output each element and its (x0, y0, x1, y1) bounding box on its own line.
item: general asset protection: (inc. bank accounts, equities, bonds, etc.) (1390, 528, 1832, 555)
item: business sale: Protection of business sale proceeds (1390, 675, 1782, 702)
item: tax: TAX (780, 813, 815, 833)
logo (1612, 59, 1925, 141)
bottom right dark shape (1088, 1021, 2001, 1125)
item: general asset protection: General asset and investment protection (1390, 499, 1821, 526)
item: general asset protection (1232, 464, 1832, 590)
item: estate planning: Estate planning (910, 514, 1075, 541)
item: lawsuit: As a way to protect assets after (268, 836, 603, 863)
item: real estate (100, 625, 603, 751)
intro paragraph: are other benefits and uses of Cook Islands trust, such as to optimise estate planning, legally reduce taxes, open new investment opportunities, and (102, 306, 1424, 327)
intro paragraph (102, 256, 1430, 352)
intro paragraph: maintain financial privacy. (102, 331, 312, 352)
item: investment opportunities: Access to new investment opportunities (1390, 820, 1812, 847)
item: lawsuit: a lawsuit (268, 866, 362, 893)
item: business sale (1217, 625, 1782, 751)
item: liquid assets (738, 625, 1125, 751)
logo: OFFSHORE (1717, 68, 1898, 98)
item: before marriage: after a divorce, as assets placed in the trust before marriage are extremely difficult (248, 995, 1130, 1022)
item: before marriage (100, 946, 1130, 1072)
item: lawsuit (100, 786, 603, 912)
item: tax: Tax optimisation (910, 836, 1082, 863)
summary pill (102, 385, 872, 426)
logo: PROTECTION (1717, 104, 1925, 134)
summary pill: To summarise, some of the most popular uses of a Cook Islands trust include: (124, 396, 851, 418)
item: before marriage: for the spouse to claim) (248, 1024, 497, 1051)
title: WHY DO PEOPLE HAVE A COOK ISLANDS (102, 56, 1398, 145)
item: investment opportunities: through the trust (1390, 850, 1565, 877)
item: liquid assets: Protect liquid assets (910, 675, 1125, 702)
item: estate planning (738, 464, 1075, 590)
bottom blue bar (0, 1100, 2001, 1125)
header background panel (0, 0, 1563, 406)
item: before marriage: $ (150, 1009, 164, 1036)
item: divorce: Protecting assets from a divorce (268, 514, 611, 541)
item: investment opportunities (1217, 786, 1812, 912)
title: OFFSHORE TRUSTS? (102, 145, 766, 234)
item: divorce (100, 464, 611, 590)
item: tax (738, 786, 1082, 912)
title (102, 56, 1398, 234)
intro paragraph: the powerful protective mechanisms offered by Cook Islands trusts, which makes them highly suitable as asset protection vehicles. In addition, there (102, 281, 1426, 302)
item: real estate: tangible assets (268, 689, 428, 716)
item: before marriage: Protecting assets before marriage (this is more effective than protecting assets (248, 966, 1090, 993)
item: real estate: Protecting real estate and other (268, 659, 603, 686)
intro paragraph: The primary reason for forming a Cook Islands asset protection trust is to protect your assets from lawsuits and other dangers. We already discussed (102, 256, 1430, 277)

→ Task to complete
Reproduce the rows above verbatim, from the first row through the row containing "bottom blue bar (0, 1100, 2001, 1125)", including that row.

→ Result for this exercise
output each element and its (x0, y0, x1, y1) bounding box on its own line.
item: general asset protection: (inc. bank accounts, equities, bonds, etc.) (1390, 528, 1832, 555)
item: business sale: Protection of business sale proceeds (1390, 675, 1782, 702)
item: tax: TAX (780, 813, 815, 833)
logo (1612, 59, 1925, 141)
bottom right dark shape (1088, 1021, 2001, 1125)
item: general asset protection: General asset and investment protection (1390, 499, 1821, 526)
item: general asset protection (1232, 464, 1832, 590)
item: estate planning: Estate planning (910, 514, 1075, 541)
item: lawsuit: As a way to protect assets after (268, 836, 603, 863)
item: real estate (100, 625, 603, 751)
intro paragraph: are other benefits and uses of Cook Islands trust, such as to optimise estate planning, legally reduce taxes, open new investment opportunities, and (102, 306, 1424, 327)
intro paragraph (102, 256, 1430, 352)
intro paragraph: maintain financial privacy. (102, 331, 312, 352)
item: investment opportunities: Access to new investment opportunities (1390, 820, 1812, 847)
item: lawsuit: a lawsuit (268, 866, 362, 893)
item: business sale (1217, 625, 1782, 751)
item: liquid assets (738, 625, 1125, 751)
logo: OFFSHORE (1717, 68, 1898, 98)
item: before marriage: after a divorce, as assets placed in the trust before marriage are extremely difficult (248, 995, 1130, 1022)
item: before marriage (100, 946, 1130, 1072)
item: lawsuit (100, 786, 603, 912)
item: tax: Tax optimisation (910, 836, 1082, 863)
summary pill (102, 385, 872, 426)
logo: PROTECTION (1717, 104, 1925, 134)
summary pill: To summarise, some of the most popular uses of a Cook Islands trust include: (124, 396, 851, 418)
item: before marriage: for the spouse to claim) (248, 1024, 497, 1051)
title: WHY DO PEOPLE HAVE A COOK ISLANDS (102, 56, 1398, 145)
item: investment opportunities: through the trust (1390, 850, 1565, 877)
item: liquid assets: Protect liquid assets (910, 675, 1125, 702)
item: estate planning (738, 464, 1075, 590)
bottom blue bar (0, 1100, 2001, 1125)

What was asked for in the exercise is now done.